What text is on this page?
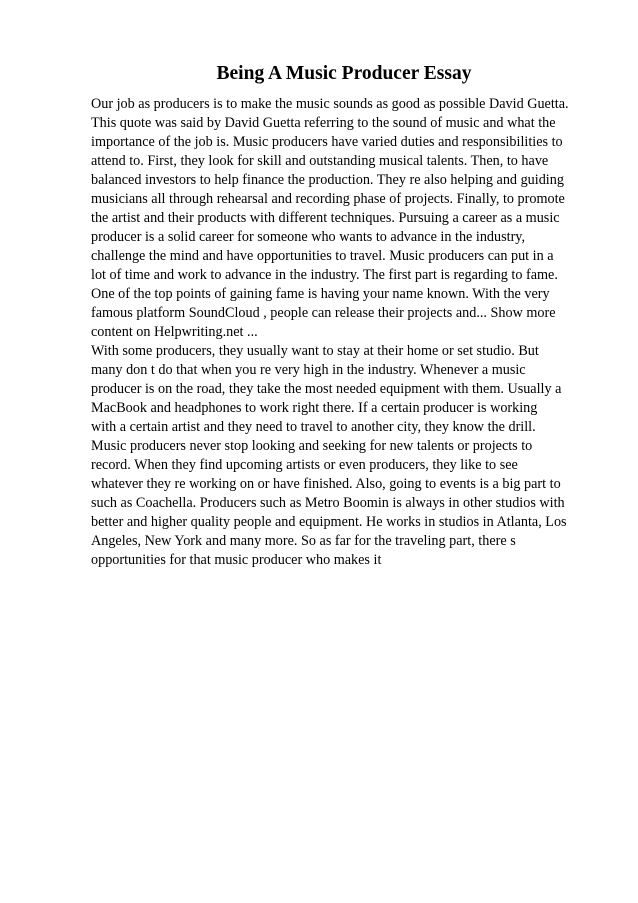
Being A Music Producer Essay
Our job as producers is to make the music sounds as good as possible David Guetta.
This quote was said by David Guetta referring to the sound of music and what the
importance of the job is. Music producers have varied duties and responsibilities to
attend to. First, they look for skill and outstanding musical talents. Then, to have
balanced investors to help finance the production. They re also helping and guiding
musicians all through rehearsal and recording phase of projects. Finally, to promote
the artist and their products with different techniques. Pursuing a career as a music
producer is a solid career for someone who wants to advance in the industry,
challenge the mind and have opportunities to travel. Music producers can put in a
lot of time and work to advance in the industry. The first part is regarding to fame.
One of the top points of gaining fame is having your name known. With the very
famous platform SoundCloud , people can release their projects and... Show more
content on Helpwriting.net ...
With some producers, they usually want to stay at their home or set studio. But
many don t do that when you re very high in the industry. Whenever a music
producer is on the road, they take the most needed equipment with them. Usually a
MacBook and headphones to work right there. If a certain producer is working
with a certain artist and they need to travel to another city, they know the drill.
Music producers never stop looking and seeking for new talents or projects to
record. When they find upcoming artists or even producers, they like to see
whatever they re working on or have finished. Also, going to events is a big part to
such as Coachella. Producers such as Metro Boomin is always in other studios with
better and higher quality people and equipment. He works in studios in Atlanta, Los
Angeles, New York and many more. So as far for the traveling part, there s
opportunities for that music producer who makes it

» **Exercise**
Leave the pictures out and reproduce each record exactly as written.

» **Complete answer**
What text is on this page?
Being A Music Producer Essay
Our job as producers is to make the music sounds as good as possible David Guetta.
This quote was said by David Guetta referring to the sound of music and what the
importance of the job is. Music producers have varied duties and responsibilities to
attend to. First, they look for skill and outstanding musical talents. Then, to have
balanced investors to help finance the production. They re also helping and guiding
musicians all through rehearsal and recording phase of projects. Finally, to promote
the artist and their products with different techniques. Pursuing a career as a music
producer is a solid career for someone who wants to advance in the industry,
challenge the mind and have opportunities to travel. Music producers can put in a
lot of time and work to advance in the industry. The first part is regarding to fame.
One of the top points of gaining fame is having your name known. With the very
famous platform SoundCloud , people can release their projects and... Show more
content on Helpwriting.net ...
With some producers, they usually want to stay at their home or set studio. But
many don t do that when you re very high in the industry. Whenever a music
producer is on the road, they take the most needed equipment with them. Usually a
MacBook and headphones to work right there. If a certain producer is working
with a certain artist and they need to travel to another city, they know the drill.
Music producers never stop looking and seeking for new talents or projects to
record. When they find upcoming artists or even producers, they like to see
whatever they re working on or have finished. Also, going to events is a big part to
such as Coachella. Producers such as Metro Boomin is always in other studios with
better and higher quality people and equipment. He works in studios in Atlanta, Los
Angeles, New York and many more. So as far for the traveling part, there s
opportunities for that music producer who makes it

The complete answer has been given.